• _STATED EXERCISE_: Copy every line of the listing that holds the string "from".

[Saved entries]
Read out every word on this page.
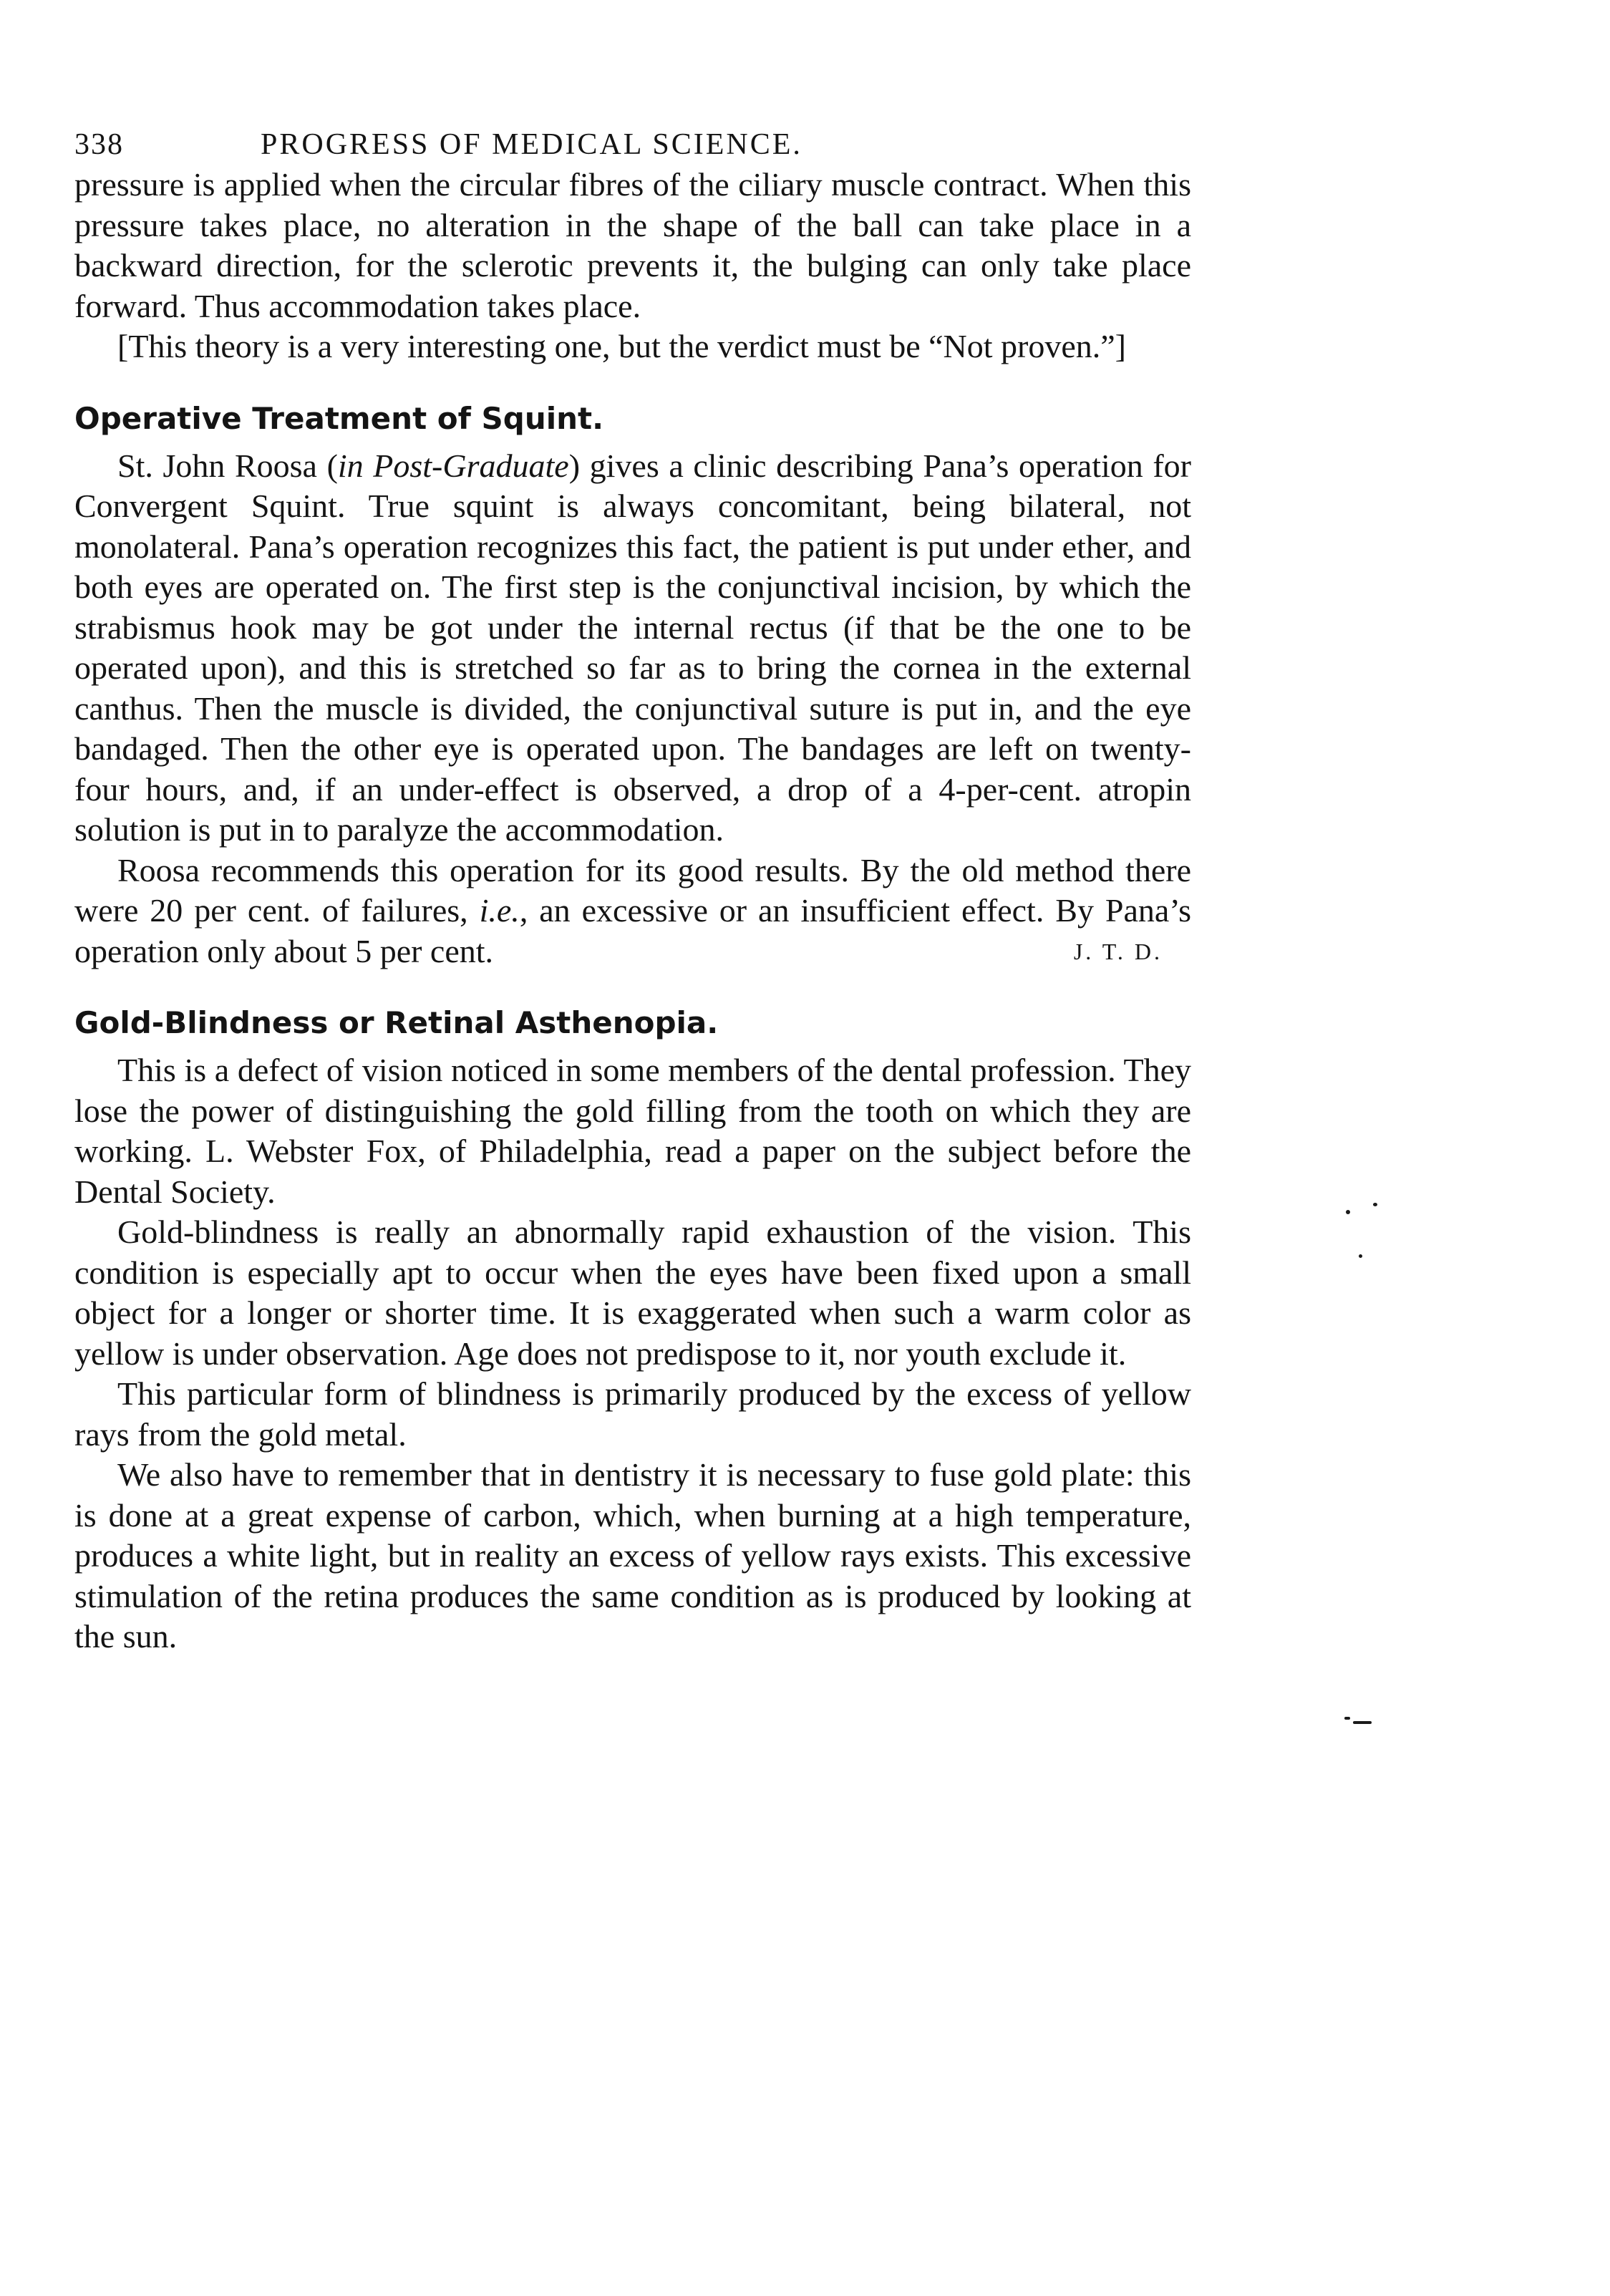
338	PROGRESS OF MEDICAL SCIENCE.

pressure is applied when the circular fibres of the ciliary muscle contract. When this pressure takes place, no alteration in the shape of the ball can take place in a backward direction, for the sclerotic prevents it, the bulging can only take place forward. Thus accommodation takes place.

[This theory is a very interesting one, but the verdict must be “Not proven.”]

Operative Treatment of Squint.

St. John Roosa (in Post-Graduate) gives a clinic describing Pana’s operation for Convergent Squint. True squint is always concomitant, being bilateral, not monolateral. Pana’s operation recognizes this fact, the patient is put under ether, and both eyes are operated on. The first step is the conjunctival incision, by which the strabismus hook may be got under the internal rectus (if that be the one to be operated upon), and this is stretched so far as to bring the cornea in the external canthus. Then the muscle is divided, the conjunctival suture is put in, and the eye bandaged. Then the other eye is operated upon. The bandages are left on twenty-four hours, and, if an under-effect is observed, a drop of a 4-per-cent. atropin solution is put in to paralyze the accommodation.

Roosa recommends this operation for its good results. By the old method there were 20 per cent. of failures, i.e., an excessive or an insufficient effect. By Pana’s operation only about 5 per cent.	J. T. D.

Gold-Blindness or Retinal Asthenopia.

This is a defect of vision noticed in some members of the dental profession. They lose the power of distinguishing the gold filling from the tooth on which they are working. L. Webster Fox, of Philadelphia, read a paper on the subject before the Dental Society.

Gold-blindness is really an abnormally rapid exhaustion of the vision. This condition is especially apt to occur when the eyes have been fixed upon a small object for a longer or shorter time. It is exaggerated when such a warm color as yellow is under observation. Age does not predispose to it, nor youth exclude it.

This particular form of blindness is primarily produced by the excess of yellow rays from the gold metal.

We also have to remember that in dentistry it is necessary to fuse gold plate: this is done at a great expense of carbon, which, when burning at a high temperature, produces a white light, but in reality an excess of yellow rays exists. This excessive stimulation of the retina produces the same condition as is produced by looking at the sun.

• _EXERCISE SOLUTION_:
This is a defect of vision noticed in some members of the dental profession. They lose the power of distinguishing the gold filling from the tooth on which they are working. L. Webster Fox, of Philadelphia, read a paper on the subject before the Dental Society.
This particular form of blindness is primarily produced by the excess of yellow rays from the gold metal.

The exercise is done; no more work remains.